Task to complete: Look through the material below and give the number of lines holding "title", with no other words.

Extracted material:

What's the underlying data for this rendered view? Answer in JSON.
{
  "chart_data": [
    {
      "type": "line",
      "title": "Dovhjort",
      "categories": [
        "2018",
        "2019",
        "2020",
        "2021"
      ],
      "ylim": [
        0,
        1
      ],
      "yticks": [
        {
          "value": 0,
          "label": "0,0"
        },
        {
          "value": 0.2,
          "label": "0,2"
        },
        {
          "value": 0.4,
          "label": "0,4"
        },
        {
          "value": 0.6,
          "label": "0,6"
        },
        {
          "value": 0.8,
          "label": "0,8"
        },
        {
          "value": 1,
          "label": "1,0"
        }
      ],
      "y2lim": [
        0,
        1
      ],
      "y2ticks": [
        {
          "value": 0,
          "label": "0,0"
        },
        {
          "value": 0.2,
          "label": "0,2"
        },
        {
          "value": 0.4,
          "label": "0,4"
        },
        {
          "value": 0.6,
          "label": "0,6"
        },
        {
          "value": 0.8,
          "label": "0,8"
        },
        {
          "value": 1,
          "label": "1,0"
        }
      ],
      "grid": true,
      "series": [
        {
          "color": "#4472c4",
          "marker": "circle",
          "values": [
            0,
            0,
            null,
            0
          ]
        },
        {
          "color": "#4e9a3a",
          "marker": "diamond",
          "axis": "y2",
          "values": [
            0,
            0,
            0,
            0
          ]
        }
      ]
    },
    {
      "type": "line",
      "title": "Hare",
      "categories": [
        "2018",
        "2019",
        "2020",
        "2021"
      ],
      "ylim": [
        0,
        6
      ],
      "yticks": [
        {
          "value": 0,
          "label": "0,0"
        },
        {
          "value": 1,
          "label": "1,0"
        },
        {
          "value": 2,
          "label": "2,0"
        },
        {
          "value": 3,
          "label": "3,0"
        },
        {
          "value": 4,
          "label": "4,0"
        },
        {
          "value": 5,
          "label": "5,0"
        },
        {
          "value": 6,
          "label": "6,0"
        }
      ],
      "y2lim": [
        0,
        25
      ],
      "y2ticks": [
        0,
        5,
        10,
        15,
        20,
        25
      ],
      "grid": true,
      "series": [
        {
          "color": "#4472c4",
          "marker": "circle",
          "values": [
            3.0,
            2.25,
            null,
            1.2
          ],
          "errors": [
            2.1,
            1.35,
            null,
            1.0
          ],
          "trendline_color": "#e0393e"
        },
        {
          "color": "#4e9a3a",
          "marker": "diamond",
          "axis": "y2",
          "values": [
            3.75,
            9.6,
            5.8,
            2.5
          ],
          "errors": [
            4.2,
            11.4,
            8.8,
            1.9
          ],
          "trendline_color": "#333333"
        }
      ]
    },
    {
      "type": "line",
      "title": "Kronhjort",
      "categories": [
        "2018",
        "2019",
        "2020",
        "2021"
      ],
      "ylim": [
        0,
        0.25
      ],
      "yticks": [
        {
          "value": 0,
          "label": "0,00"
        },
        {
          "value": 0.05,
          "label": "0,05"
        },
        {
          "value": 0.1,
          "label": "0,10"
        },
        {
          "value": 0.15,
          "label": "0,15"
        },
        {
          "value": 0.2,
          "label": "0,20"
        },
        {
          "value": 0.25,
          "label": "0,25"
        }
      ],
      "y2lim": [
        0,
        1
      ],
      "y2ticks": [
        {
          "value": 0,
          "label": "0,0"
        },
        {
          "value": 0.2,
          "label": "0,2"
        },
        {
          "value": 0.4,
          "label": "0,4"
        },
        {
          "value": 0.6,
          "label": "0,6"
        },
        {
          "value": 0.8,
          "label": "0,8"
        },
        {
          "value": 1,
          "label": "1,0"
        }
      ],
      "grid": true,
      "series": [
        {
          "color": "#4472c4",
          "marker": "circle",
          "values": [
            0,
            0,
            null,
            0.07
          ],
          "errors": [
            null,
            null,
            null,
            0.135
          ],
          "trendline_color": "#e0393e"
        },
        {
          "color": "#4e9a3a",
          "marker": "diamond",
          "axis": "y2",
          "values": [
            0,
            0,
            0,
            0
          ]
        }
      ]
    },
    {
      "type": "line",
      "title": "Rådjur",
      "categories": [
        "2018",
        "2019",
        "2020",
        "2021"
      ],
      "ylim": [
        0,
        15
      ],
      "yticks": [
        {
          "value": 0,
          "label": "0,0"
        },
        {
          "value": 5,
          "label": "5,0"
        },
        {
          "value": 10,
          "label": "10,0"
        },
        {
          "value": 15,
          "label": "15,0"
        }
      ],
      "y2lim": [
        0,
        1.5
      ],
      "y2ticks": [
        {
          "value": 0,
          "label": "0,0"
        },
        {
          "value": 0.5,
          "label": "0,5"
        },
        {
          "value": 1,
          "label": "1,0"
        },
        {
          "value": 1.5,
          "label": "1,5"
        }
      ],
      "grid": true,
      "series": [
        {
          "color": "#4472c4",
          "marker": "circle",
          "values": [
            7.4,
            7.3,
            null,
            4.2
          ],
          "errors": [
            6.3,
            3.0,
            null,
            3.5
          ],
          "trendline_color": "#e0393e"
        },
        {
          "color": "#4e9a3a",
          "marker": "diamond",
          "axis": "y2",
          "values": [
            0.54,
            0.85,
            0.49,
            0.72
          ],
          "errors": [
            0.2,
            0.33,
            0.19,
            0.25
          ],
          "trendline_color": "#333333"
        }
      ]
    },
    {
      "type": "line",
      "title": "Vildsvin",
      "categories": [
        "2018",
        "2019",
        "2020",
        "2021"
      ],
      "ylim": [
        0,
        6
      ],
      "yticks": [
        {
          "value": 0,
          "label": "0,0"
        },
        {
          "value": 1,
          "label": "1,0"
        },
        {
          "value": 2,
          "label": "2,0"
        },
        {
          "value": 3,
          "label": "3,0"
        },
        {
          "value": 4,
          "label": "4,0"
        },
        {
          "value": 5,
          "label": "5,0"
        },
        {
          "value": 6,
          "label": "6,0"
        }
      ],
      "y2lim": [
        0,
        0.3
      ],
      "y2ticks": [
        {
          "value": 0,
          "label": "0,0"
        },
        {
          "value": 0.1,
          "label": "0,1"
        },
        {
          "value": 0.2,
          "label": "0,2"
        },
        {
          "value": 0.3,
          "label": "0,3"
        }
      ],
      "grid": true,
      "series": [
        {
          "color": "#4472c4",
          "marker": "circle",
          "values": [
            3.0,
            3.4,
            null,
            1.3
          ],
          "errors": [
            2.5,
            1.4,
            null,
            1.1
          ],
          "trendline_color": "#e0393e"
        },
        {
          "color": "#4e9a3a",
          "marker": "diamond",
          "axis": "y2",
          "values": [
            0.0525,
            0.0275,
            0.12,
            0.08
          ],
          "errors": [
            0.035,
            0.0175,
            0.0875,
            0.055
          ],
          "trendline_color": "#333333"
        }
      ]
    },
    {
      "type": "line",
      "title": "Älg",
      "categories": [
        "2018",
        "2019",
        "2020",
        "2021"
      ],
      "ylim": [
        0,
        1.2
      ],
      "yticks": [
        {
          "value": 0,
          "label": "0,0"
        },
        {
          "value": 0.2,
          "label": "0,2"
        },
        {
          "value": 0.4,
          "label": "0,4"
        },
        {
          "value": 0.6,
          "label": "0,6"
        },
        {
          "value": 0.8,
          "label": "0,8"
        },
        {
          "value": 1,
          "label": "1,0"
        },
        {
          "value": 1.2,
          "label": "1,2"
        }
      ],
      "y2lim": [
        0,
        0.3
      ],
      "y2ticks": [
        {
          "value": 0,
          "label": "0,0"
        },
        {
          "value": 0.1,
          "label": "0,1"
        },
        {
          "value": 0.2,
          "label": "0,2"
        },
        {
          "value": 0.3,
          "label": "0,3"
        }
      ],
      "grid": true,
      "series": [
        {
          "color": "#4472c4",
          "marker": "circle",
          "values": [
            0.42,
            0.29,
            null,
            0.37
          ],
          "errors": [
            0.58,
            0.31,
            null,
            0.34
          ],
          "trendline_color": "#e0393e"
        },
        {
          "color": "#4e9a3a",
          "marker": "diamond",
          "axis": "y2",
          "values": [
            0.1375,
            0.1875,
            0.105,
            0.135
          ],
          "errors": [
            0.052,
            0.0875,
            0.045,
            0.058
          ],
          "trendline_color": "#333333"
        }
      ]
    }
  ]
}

Written response: 6